» WHAT IS BEING ASKED: Update the rows below by replacing every "answer-label" with "response-label", leaving everything else unchanged.

[Rows from a dataset]
>>

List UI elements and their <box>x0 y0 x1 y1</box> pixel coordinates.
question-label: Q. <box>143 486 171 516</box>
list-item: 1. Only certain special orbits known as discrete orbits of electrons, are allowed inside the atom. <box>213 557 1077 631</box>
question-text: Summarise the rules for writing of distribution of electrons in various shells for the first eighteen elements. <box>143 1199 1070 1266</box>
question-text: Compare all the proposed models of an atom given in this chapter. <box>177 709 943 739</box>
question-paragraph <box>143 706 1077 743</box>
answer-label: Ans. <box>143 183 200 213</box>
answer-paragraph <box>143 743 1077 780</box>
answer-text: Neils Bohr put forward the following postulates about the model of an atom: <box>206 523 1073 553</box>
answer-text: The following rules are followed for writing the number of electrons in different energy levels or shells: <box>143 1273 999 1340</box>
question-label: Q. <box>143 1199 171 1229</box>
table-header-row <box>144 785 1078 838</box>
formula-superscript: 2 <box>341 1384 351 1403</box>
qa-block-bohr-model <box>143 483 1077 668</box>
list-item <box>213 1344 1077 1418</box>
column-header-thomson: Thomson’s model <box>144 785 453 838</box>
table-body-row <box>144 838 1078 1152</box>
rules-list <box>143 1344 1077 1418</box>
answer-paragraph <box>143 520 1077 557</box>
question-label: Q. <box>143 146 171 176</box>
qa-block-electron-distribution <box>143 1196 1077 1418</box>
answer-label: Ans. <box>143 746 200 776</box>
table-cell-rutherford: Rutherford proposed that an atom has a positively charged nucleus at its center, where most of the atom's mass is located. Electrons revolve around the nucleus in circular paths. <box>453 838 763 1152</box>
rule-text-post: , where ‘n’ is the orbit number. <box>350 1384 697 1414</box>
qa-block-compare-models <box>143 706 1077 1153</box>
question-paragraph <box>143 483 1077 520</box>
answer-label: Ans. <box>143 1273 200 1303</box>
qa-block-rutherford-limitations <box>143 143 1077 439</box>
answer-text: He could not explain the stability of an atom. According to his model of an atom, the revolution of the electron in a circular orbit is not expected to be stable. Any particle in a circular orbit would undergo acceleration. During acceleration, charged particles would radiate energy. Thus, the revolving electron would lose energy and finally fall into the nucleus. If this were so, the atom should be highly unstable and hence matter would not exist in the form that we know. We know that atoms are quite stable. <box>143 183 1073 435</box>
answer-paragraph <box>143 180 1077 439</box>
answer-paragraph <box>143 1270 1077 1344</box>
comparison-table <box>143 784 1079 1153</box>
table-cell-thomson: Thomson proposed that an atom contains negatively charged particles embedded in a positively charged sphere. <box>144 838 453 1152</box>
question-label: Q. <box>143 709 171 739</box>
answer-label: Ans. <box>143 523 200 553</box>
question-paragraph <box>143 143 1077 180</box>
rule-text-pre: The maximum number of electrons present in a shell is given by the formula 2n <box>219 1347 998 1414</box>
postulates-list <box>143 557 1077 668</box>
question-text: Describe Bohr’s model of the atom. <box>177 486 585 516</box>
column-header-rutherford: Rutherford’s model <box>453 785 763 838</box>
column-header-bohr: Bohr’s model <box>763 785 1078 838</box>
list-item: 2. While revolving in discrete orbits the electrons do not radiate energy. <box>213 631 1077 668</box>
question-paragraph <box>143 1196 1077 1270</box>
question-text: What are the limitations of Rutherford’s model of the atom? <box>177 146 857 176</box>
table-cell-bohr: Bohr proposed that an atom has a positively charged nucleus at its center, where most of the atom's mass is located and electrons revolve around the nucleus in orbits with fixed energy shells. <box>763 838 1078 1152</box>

<<

» RESULT:
List UI elements and their <box>x0 y0 x1 y1</box> pixel coordinates.
question-label: Q. <box>143 486 171 516</box>
list-item: 1. Only certain special orbits known as discrete orbits of electrons, are allowed inside the atom. <box>213 557 1077 631</box>
question-text: Summarise the rules for writing of distribution of electrons in various shells for the first eighteen elements. <box>143 1199 1070 1266</box>
question-text: Compare all the proposed models of an atom given in this chapter. <box>177 709 943 739</box>
question-paragraph <box>143 706 1077 743</box>
response-label: Ans. <box>143 183 200 213</box>
answer-paragraph <box>143 743 1077 780</box>
answer-text: Neils Bohr put forward the following postulates about the model of an atom: <box>206 523 1073 553</box>
answer-text: The following rules are followed for writing the number of electrons in different energy levels or shells: <box>143 1273 999 1340</box>
question-label: Q. <box>143 1199 171 1229</box>
table-header-row <box>144 785 1078 838</box>
formula-superscript: 2 <box>341 1384 351 1403</box>
qa-block-bohr-model <box>143 483 1077 668</box>
list-item <box>213 1344 1077 1418</box>
column-header-thomson: Thomson’s model <box>144 785 453 838</box>
table-body-row <box>144 838 1078 1152</box>
rules-list <box>143 1344 1077 1418</box>
answer-paragraph <box>143 520 1077 557</box>
question-label: Q. <box>143 146 171 176</box>
qa-block-electron-distribution <box>143 1196 1077 1418</box>
response-label: Ans. <box>143 746 200 776</box>
table-cell-rutherford: Rutherford proposed that an atom has a positively charged nucleus at its center, where most of the atom's mass is located. Electrons revolve around the nucleus in circular paths. <box>453 838 763 1152</box>
rule-text-post: , where ‘n’ is the orbit number. <box>350 1384 697 1414</box>
qa-block-compare-models <box>143 706 1077 1153</box>
question-paragraph <box>143 483 1077 520</box>
response-label: Ans. <box>143 1273 200 1303</box>
qa-block-rutherford-limitations <box>143 143 1077 439</box>
answer-text: He could not explain the stability of an atom. According to his model of an atom, the revolution of the electron in a circular orbit is not expected to be stable. Any particle in a circular orbit would undergo acceleration. During acceleration, charged particles would radiate energy. Thus, the revolving electron would lose energy and finally fall into the nucleus. If this were so, the atom should be highly unstable and hence matter would not exist in the form that we know. We know that atoms are quite stable. <box>143 183 1073 435</box>
answer-paragraph <box>143 180 1077 439</box>
answer-paragraph <box>143 1270 1077 1344</box>
comparison-table <box>143 784 1079 1153</box>
table-cell-thomson: Thomson proposed that an atom contains negatively charged particles embedded in a positively charged sphere. <box>144 838 453 1152</box>
question-label: Q. <box>143 709 171 739</box>
response-label: Ans. <box>143 523 200 553</box>
question-paragraph <box>143 143 1077 180</box>
rule-text-pre: The maximum number of electrons present in a shell is given by the formula 2n <box>219 1347 998 1414</box>
postulates-list <box>143 557 1077 668</box>
question-text: Describe Bohr’s model of the atom. <box>177 486 585 516</box>
column-header-rutherford: Rutherford’s model <box>453 785 763 838</box>
column-header-bohr: Bohr’s model <box>763 785 1078 838</box>
list-item: 2. While revolving in discrete orbits the electrons do not radiate energy. <box>213 631 1077 668</box>
question-paragraph <box>143 1196 1077 1270</box>
question-text: What are the limitations of Rutherford’s model of the atom? <box>177 146 857 176</box>
table-cell-bohr: Bohr proposed that an atom has a positively charged nucleus at its center, where most of the atom's mass is located and electrons revolve around the nucleus in orbits with fixed energy shells. <box>763 838 1078 1152</box>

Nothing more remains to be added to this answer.